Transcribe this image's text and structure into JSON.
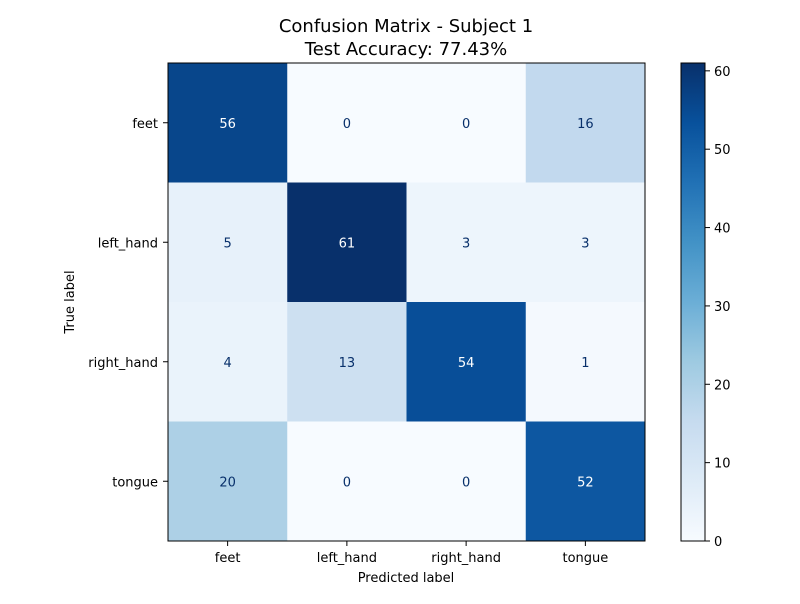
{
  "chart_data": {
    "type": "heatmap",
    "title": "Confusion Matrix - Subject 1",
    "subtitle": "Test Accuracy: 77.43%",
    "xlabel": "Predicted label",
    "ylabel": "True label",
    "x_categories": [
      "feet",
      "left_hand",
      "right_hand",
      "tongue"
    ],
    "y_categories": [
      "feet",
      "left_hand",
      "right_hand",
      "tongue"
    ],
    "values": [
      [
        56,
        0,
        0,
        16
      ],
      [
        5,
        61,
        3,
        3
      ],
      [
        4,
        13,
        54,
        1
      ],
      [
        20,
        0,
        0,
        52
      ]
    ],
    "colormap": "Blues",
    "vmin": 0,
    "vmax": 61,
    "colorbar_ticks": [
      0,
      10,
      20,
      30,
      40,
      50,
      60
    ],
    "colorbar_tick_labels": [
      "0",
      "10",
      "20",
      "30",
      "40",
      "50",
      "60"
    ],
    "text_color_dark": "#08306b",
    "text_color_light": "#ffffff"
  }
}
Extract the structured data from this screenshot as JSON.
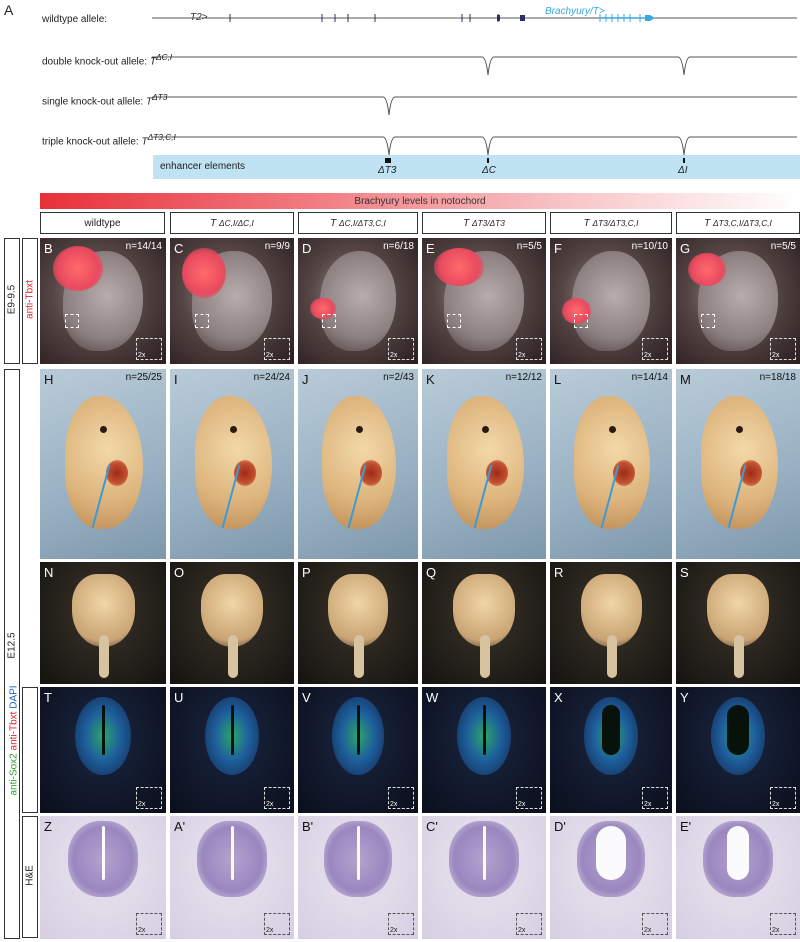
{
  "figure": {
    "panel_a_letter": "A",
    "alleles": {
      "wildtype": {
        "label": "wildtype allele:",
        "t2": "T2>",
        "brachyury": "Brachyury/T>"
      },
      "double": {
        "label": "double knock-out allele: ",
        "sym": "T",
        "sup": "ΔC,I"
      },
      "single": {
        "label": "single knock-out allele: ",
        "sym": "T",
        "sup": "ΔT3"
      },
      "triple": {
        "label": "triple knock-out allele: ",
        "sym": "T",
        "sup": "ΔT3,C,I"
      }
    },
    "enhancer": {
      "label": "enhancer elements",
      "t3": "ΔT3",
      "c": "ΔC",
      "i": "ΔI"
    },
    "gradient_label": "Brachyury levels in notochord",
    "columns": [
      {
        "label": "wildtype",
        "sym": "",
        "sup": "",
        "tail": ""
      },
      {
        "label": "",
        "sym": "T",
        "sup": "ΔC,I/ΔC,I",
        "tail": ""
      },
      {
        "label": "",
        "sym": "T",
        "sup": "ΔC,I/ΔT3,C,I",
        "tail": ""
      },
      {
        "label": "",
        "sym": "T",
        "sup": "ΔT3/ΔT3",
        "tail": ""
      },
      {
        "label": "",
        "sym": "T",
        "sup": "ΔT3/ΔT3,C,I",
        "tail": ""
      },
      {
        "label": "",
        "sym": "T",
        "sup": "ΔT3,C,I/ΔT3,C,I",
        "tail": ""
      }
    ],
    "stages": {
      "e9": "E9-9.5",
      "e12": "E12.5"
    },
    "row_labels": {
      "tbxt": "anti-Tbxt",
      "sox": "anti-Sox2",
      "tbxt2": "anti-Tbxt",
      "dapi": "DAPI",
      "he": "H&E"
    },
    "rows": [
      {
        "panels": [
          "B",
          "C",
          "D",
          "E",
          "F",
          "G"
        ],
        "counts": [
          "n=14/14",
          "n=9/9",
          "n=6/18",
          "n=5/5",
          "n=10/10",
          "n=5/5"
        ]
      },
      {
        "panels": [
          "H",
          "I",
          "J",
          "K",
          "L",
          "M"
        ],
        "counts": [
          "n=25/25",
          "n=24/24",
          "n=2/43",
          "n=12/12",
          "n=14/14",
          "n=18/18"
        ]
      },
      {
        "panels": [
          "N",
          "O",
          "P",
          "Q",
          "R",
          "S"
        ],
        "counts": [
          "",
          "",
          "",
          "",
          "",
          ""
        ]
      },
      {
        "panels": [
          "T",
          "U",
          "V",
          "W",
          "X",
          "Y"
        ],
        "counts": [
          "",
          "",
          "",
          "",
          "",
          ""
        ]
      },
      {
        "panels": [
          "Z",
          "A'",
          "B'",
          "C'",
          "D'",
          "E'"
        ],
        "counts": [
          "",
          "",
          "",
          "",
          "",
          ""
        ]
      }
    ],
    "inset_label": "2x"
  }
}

* * * * * * *

**Instructions for the task**: Only the number is wanted: how many lines in the preceding entries hold the string "single"?

**Output of the task**: 2